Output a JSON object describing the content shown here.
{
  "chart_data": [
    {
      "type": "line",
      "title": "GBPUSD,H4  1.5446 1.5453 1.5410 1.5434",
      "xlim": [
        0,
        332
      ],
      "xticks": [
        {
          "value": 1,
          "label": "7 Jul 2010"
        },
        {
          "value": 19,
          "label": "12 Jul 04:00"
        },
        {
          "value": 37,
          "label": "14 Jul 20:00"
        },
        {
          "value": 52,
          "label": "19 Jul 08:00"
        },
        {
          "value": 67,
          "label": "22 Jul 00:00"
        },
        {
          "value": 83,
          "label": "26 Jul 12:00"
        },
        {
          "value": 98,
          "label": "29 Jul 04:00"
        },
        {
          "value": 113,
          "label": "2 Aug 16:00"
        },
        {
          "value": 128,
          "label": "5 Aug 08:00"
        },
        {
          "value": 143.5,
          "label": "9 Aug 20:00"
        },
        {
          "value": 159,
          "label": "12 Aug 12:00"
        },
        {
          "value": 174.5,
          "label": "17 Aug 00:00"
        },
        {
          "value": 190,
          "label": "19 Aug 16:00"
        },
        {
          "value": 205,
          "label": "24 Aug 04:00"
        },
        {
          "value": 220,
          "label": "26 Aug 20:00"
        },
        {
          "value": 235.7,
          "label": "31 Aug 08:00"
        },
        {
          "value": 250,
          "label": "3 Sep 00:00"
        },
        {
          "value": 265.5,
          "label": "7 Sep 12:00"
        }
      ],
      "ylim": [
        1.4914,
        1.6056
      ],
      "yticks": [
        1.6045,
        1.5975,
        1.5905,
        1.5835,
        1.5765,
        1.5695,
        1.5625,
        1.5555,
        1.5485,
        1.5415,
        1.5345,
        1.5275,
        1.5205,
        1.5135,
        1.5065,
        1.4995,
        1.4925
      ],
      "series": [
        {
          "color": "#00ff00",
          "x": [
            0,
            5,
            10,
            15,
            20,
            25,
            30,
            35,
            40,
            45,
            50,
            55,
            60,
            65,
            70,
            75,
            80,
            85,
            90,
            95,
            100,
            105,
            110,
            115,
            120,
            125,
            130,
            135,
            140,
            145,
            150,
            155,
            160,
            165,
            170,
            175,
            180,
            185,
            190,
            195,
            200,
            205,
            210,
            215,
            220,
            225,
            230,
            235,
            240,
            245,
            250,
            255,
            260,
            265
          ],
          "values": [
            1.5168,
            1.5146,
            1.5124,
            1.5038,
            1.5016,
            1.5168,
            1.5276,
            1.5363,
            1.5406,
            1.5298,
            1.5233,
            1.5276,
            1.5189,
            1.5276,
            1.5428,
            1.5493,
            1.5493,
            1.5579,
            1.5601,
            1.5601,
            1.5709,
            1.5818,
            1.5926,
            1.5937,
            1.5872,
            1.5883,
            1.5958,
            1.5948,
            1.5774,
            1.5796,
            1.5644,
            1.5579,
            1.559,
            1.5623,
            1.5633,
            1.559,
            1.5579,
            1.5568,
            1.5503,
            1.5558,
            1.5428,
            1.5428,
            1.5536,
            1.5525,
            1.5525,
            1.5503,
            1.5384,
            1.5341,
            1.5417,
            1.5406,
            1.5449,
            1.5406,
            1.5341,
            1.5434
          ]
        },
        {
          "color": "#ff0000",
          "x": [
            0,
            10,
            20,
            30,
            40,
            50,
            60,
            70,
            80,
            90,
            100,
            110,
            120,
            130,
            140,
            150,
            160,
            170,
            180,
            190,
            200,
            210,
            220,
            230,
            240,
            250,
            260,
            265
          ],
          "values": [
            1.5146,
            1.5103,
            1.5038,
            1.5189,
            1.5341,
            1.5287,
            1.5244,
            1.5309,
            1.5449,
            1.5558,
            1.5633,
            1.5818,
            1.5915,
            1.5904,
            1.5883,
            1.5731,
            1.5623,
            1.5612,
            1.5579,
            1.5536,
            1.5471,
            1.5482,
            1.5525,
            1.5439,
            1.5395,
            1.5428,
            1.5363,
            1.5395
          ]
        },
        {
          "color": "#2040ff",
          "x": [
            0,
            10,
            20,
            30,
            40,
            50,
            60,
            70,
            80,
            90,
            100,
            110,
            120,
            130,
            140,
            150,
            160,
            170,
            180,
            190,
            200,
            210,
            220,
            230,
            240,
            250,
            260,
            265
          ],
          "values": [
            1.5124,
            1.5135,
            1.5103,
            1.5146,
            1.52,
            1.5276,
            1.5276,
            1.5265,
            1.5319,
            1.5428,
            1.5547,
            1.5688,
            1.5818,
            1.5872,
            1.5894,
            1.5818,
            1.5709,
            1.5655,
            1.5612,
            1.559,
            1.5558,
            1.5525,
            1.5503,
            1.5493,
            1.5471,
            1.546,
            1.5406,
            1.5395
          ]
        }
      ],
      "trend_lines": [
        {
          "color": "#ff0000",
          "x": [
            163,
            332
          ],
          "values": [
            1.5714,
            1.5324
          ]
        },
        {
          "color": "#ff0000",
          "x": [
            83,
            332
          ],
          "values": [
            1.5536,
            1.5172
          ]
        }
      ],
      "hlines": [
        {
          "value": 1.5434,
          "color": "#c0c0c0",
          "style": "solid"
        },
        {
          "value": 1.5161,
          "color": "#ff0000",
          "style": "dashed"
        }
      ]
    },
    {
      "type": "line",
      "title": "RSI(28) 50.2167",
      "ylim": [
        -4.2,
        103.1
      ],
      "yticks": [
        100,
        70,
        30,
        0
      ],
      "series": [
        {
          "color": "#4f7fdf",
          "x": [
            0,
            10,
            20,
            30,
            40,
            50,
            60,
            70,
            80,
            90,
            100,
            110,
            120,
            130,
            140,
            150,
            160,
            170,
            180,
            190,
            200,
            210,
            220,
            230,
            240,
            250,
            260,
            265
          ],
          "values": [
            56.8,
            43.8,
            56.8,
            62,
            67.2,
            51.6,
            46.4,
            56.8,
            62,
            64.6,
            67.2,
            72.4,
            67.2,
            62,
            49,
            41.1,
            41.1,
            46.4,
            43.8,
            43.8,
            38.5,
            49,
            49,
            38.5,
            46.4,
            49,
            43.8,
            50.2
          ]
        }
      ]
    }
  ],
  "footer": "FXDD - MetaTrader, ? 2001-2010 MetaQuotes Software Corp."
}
===============
**What to work on:** Write out the listing once more, matching it exactly.

**Answer below:**
Output a JSON object describing the content shown here.
{
  "chart_data": [
    {
      "type": "line",
      "title": "GBPUSD,H4  1.5446 1.5453 1.5410 1.5434",
      "xlim": [
        0,
        332
      ],
      "xticks": [
        {
          "value": 1,
          "label": "7 Jul 2010"
        },
        {
          "value": 19,
          "label": "12 Jul 04:00"
        },
        {
          "value": 37,
          "label": "14 Jul 20:00"
        },
        {
          "value": 52,
          "label": "19 Jul 08:00"
        },
        {
          "value": 67,
          "label": "22 Jul 00:00"
        },
        {
          "value": 83,
          "label": "26 Jul 12:00"
        },
        {
          "value": 98,
          "label": "29 Jul 04:00"
        },
        {
          "value": 113,
          "label": "2 Aug 16:00"
        },
        {
          "value": 128,
          "label": "5 Aug 08:00"
        },
        {
          "value": 143.5,
          "label": "9 Aug 20:00"
        },
        {
          "value": 159,
          "label": "12 Aug 12:00"
        },
        {
          "value": 174.5,
          "label": "17 Aug 00:00"
        },
        {
          "value": 190,
          "label": "19 Aug 16:00"
        },
        {
          "value": 205,
          "label": "24 Aug 04:00"
        },
        {
          "value": 220,
          "label": "26 Aug 20:00"
        },
        {
          "value": 235.7,
          "label": "31 Aug 08:00"
        },
        {
          "value": 250,
          "label": "3 Sep 00:00"
        },
        {
          "value": 265.5,
          "label": "7 Sep 12:00"
        }
      ],
      "ylim": [
        1.4914,
        1.6056
      ],
      "yticks": [
        1.6045,
        1.5975,
        1.5905,
        1.5835,
        1.5765,
        1.5695,
        1.5625,
        1.5555,
        1.5485,
        1.5415,
        1.5345,
        1.5275,
        1.5205,
        1.5135,
        1.5065,
        1.4995,
        1.4925
      ],
      "series": [
        {
          "color": "#00ff00",
          "x": [
            0,
            5,
            10,
            15,
            20,
            25,
            30,
            35,
            40,
            45,
            50,
            55,
            60,
            65,
            70,
            75,
            80,
            85,
            90,
            95,
            100,
            105,
            110,
            115,
            120,
            125,
            130,
            135,
            140,
            145,
            150,
            155,
            160,
            165,
            170,
            175,
            180,
            185,
            190,
            195,
            200,
            205,
            210,
            215,
            220,
            225,
            230,
            235,
            240,
            245,
            250,
            255,
            260,
            265
          ],
          "values": [
            1.5168,
            1.5146,
            1.5124,
            1.5038,
            1.5016,
            1.5168,
            1.5276,
            1.5363,
            1.5406,
            1.5298,
            1.5233,
            1.5276,
            1.5189,
            1.5276,
            1.5428,
            1.5493,
            1.5493,
            1.5579,
            1.5601,
            1.5601,
            1.5709,
            1.5818,
            1.5926,
            1.5937,
            1.5872,
            1.5883,
            1.5958,
            1.5948,
            1.5774,
            1.5796,
            1.5644,
            1.5579,
            1.559,
            1.5623,
            1.5633,
            1.559,
            1.5579,
            1.5568,
            1.5503,
            1.5558,
            1.5428,
            1.5428,
            1.5536,
            1.5525,
            1.5525,
            1.5503,
            1.5384,
            1.5341,
            1.5417,
            1.5406,
            1.5449,
            1.5406,
            1.5341,
            1.5434
          ]
        },
        {
          "color": "#ff0000",
          "x": [
            0,
            10,
            20,
            30,
            40,
            50,
            60,
            70,
            80,
            90,
            100,
            110,
            120,
            130,
            140,
            150,
            160,
            170,
            180,
            190,
            200,
            210,
            220,
            230,
            240,
            250,
            260,
            265
          ],
          "values": [
            1.5146,
            1.5103,
            1.5038,
            1.5189,
            1.5341,
            1.5287,
            1.5244,
            1.5309,
            1.5449,
            1.5558,
            1.5633,
            1.5818,
            1.5915,
            1.5904,
            1.5883,
            1.5731,
            1.5623,
            1.5612,
            1.5579,
            1.5536,
            1.5471,
            1.5482,
            1.5525,
            1.5439,
            1.5395,
            1.5428,
            1.5363,
            1.5395
          ]
        },
        {
          "color": "#2040ff",
          "x": [
            0,
            10,
            20,
            30,
            40,
            50,
            60,
            70,
            80,
            90,
            100,
            110,
            120,
            130,
            140,
            150,
            160,
            170,
            180,
            190,
            200,
            210,
            220,
            230,
            240,
            250,
            260,
            265
          ],
          "values": [
            1.5124,
            1.5135,
            1.5103,
            1.5146,
            1.52,
            1.5276,
            1.5276,
            1.5265,
            1.5319,
            1.5428,
            1.5547,
            1.5688,
            1.5818,
            1.5872,
            1.5894,
            1.5818,
            1.5709,
            1.5655,
            1.5612,
            1.559,
            1.5558,
            1.5525,
            1.5503,
            1.5493,
            1.5471,
            1.546,
            1.5406,
            1.5395
          ]
        }
      ],
      "trend_lines": [
        {
          "color": "#ff0000",
          "x": [
            163,
            332
          ],
          "values": [
            1.5714,
            1.5324
          ]
        },
        {
          "color": "#ff0000",
          "x": [
            83,
            332
          ],
          "values": [
            1.5536,
            1.5172
          ]
        }
      ],
      "hlines": [
        {
          "value": 1.5434,
          "color": "#c0c0c0",
          "style": "solid"
        },
        {
          "value": 1.5161,
          "color": "#ff0000",
          "style": "dashed"
        }
      ]
    },
    {
      "type": "line",
      "title": "RSI(28) 50.2167",
      "ylim": [
        -4.2,
        103.1
      ],
      "yticks": [
        100,
        70,
        30,
        0
      ],
      "series": [
        {
          "color": "#4f7fdf",
          "x": [
            0,
            10,
            20,
            30,
            40,
            50,
            60,
            70,
            80,
            90,
            100,
            110,
            120,
            130,
            140,
            150,
            160,
            170,
            180,
            190,
            200,
            210,
            220,
            230,
            240,
            250,
            260,
            265
          ],
          "values": [
            56.8,
            43.8,
            56.8,
            62,
            67.2,
            51.6,
            46.4,
            56.8,
            62,
            64.6,
            67.2,
            72.4,
            67.2,
            62,
            49,
            41.1,
            41.1,
            46.4,
            43.8,
            43.8,
            38.5,
            49,
            49,
            38.5,
            46.4,
            49,
            43.8,
            50.2
          ]
        }
      ]
    }
  ],
  "footer": "FXDD - MetaTrader, ? 2001-2010 MetaQuotes Software Corp."
}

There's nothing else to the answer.